Text passage |
Thebes II by Laura Kwong
Thursday, August 6, 2009 at 04:09PM Important words to know: προβλεμα = problem, οχι = no, καλο = good
Tuesday, June 16, 2009
It is unfortunate, beyond unfortunate, that these young men spend twelve hours a day in the shade of their concrete brick shelter, sleeping, chatting, and drawing, just to trying to keep cool and pass the time. They are aspiring doctors (“because Afghanistan has no doctors”) and engineers, with strong muscles and ready minds. It is a shame they cannot go to school, or at least work.
No work, no money. Problem. How do these men get by? They work when work is possible (and when Greeks, who respond to their “καλιμερα” with “Fuck you,” are willing to give them a job), but even then they only earn €50 for a twelve-hour day. They don’t pay rent, don’t own automobiles, and don’t have to (or get to) worry about tuition or health insurance payments, but they still must eat. How do they provide food and other necessities, few that they are, for ten people? Dumpster diving, reusing other’s refuse, must help, but it certainly isn’t enough. Adel says that his father send hi money via Western Union. His father sends him, the emigrant, money? That’s not how it is supposed to work.

Data for the task |
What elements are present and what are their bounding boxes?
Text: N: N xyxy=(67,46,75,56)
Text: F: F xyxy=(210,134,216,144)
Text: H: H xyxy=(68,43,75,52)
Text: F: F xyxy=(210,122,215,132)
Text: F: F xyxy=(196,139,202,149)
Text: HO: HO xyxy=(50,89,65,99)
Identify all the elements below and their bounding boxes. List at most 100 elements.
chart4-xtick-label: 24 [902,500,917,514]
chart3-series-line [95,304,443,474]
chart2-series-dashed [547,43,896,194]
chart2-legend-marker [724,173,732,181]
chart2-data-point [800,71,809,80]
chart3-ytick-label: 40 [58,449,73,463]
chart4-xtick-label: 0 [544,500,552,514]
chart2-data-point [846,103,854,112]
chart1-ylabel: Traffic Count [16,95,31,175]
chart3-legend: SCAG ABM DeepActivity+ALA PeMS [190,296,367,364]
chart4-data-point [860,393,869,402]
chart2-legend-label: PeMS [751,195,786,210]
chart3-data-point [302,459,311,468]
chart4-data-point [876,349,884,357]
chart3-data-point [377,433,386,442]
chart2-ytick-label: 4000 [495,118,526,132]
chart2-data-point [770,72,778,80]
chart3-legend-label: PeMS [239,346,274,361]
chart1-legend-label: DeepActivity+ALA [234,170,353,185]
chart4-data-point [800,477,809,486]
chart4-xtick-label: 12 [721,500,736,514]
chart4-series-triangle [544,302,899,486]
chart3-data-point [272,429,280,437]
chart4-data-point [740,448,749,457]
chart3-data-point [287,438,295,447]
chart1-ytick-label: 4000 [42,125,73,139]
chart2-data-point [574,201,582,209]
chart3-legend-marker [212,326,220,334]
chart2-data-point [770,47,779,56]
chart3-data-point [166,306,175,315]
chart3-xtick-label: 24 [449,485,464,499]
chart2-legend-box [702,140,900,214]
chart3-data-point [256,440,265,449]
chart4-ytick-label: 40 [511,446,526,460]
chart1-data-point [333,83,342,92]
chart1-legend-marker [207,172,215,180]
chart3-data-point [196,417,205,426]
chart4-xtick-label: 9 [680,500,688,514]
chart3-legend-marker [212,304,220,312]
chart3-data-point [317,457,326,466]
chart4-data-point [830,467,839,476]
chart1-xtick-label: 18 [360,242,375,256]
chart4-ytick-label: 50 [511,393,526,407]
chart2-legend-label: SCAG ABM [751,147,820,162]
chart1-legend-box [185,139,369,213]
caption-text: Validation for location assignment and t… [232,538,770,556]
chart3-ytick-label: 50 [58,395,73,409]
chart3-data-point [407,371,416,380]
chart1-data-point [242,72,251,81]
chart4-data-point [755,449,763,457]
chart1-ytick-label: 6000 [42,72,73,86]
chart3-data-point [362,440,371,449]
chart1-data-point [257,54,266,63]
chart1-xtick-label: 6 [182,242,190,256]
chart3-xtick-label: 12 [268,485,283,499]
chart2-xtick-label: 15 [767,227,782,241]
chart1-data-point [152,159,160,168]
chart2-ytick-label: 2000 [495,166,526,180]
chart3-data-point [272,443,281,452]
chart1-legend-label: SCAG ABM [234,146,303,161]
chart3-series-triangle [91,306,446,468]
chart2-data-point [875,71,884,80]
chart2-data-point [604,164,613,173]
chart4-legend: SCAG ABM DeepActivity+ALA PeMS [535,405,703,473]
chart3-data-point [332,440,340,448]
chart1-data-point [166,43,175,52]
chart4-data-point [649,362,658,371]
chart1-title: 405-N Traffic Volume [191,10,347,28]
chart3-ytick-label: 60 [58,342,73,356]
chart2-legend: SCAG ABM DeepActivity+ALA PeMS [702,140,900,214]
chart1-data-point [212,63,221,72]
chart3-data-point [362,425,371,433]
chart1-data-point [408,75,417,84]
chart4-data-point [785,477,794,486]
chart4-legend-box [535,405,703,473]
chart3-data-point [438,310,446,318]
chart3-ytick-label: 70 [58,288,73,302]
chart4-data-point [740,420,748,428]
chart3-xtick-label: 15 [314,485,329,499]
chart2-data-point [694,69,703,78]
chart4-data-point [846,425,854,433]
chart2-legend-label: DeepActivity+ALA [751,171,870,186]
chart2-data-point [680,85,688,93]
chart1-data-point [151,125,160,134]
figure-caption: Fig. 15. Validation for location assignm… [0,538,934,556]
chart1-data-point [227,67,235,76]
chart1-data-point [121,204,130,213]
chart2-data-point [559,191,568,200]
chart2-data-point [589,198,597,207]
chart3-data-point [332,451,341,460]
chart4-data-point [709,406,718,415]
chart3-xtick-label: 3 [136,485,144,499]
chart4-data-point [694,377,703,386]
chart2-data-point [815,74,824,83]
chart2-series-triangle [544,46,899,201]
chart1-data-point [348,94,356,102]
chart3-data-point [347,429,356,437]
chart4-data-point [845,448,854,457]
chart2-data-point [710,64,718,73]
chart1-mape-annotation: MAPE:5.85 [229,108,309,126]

Written tasks |
1 > According to the Thebes passage, how much do the young men earn for a twelve-hour day of work?
2 > Copy the rows verbatim, from the first row through the line containing "Text: HO: HO xyxy=(50,89,65,99)".
The Thebes passage and the rows have nothing to do with each other.

Solutions below |
1 > €50

2 >
What elements are present and what are their bounding boxes?
Text: N: N xyxy=(67,46,75,56)
Text: F: F xyxy=(210,134,216,144)
Text: H: H xyxy=(68,43,75,52)
Text: F: F xyxy=(210,122,215,132)
Text: F: F xyxy=(196,139,202,149)
Text: HO: HO xyxy=(50,89,65,99)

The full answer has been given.